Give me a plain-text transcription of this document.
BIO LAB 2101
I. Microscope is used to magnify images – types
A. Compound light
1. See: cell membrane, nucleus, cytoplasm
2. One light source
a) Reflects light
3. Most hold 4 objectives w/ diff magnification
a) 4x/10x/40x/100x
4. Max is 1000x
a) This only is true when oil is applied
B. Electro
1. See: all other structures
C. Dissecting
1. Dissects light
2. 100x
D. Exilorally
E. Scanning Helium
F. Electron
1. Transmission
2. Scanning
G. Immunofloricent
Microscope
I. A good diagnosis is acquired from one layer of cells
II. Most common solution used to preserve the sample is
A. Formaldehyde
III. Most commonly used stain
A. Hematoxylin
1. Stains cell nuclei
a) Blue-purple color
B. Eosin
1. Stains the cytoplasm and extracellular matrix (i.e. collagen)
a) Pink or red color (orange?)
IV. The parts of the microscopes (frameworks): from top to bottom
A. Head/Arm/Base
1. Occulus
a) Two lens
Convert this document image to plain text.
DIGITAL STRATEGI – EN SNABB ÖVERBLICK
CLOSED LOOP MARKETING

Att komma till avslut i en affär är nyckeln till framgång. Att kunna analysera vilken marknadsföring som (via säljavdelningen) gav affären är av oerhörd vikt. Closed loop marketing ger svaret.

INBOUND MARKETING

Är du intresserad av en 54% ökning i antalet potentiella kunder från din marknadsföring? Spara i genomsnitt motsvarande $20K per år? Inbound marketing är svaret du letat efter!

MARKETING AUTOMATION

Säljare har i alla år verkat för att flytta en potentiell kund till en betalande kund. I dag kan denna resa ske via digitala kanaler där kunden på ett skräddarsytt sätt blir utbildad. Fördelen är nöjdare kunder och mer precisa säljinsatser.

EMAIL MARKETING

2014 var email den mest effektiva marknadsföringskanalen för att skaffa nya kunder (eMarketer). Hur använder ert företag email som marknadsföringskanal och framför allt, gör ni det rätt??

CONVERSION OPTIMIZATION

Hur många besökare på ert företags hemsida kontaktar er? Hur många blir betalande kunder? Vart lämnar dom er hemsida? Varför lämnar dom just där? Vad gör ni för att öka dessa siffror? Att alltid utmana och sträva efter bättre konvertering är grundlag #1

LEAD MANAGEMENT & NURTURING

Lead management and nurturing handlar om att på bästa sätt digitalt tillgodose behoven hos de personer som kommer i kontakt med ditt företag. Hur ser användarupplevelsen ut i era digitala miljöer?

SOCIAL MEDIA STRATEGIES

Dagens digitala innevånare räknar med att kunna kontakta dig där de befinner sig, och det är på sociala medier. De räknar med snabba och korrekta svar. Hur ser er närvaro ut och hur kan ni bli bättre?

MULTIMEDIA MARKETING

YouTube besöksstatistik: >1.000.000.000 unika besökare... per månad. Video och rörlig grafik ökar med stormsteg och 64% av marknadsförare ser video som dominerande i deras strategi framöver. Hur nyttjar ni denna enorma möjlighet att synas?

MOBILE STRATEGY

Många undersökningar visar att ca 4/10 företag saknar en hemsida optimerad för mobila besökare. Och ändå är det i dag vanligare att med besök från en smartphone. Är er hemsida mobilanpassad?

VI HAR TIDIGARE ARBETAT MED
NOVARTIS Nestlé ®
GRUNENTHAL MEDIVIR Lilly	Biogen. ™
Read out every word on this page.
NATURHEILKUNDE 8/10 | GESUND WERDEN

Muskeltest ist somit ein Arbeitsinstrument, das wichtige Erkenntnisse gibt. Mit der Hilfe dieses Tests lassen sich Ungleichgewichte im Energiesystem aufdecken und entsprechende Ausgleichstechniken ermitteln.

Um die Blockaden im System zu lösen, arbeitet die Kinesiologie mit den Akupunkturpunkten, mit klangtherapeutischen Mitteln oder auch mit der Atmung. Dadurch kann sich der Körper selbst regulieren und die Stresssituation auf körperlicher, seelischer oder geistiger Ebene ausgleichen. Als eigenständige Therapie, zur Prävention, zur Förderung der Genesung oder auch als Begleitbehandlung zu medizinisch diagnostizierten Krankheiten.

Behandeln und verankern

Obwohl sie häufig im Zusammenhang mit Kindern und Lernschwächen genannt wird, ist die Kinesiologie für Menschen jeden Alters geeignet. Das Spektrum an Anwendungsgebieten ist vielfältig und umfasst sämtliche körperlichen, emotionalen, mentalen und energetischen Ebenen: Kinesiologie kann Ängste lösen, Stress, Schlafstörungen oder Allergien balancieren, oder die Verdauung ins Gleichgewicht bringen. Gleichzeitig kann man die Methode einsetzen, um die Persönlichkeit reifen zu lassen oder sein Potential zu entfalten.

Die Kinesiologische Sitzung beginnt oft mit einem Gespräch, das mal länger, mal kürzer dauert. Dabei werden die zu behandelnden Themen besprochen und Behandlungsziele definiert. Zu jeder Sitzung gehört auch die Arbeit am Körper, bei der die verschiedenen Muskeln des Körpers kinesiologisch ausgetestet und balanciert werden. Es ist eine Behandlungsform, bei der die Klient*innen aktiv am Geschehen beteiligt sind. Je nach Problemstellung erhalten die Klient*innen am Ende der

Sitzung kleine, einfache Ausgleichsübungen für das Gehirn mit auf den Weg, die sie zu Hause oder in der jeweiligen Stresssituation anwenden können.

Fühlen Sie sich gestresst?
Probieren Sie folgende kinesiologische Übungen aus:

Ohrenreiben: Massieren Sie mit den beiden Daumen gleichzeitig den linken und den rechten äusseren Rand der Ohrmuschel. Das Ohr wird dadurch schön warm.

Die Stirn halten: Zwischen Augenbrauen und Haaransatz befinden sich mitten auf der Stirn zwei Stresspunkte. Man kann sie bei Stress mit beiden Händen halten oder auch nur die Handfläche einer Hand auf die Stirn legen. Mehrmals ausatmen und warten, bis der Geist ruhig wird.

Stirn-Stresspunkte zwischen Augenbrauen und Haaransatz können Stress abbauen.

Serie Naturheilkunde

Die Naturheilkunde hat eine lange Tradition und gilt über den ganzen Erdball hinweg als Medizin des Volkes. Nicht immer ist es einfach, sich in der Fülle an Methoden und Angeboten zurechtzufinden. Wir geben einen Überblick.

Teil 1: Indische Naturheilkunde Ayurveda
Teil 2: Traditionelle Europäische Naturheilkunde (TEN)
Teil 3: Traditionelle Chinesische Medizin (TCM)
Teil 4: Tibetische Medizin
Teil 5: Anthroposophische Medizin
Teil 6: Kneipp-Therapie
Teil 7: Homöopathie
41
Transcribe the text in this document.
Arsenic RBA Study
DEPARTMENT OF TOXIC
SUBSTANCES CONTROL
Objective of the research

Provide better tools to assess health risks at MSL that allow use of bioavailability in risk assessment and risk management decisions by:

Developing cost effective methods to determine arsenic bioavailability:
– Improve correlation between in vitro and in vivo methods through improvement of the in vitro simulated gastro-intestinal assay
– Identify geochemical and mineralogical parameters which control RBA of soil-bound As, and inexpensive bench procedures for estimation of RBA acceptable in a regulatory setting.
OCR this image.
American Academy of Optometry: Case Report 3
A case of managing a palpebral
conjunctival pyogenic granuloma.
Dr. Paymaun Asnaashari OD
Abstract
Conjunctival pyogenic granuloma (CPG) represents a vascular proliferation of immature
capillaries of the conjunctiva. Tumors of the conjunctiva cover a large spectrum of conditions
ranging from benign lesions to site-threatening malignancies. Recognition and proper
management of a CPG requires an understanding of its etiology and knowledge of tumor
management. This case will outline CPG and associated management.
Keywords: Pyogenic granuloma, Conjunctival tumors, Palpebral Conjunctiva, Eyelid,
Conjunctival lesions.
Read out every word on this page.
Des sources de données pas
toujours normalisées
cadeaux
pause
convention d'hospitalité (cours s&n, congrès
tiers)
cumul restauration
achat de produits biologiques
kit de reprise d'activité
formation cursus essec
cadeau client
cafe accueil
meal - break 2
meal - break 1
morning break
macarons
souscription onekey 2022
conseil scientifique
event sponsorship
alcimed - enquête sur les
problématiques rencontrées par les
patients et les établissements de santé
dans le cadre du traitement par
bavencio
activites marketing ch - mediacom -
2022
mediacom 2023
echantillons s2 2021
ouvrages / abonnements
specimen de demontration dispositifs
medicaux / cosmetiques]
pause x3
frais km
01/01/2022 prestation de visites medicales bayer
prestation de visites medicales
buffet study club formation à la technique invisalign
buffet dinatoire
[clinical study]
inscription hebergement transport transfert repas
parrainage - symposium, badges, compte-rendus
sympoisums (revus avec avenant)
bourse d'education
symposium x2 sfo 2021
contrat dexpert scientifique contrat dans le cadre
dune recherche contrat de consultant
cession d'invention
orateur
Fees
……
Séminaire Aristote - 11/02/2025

^^^^^^^^

* PROBLEM DETAILS:
The response must give every line from the material above that holds the string "können".

* RESPONSE:
Sitzung kleine, einfache Ausgleichsübungen für das Gehirn mit auf den Weg, die sie zu Hause oder in der jeweiligen Stresssituation anwenden können.
Stirn-Stresspunkte zwischen Augenbrauen und Haaransatz können Stress abbauen.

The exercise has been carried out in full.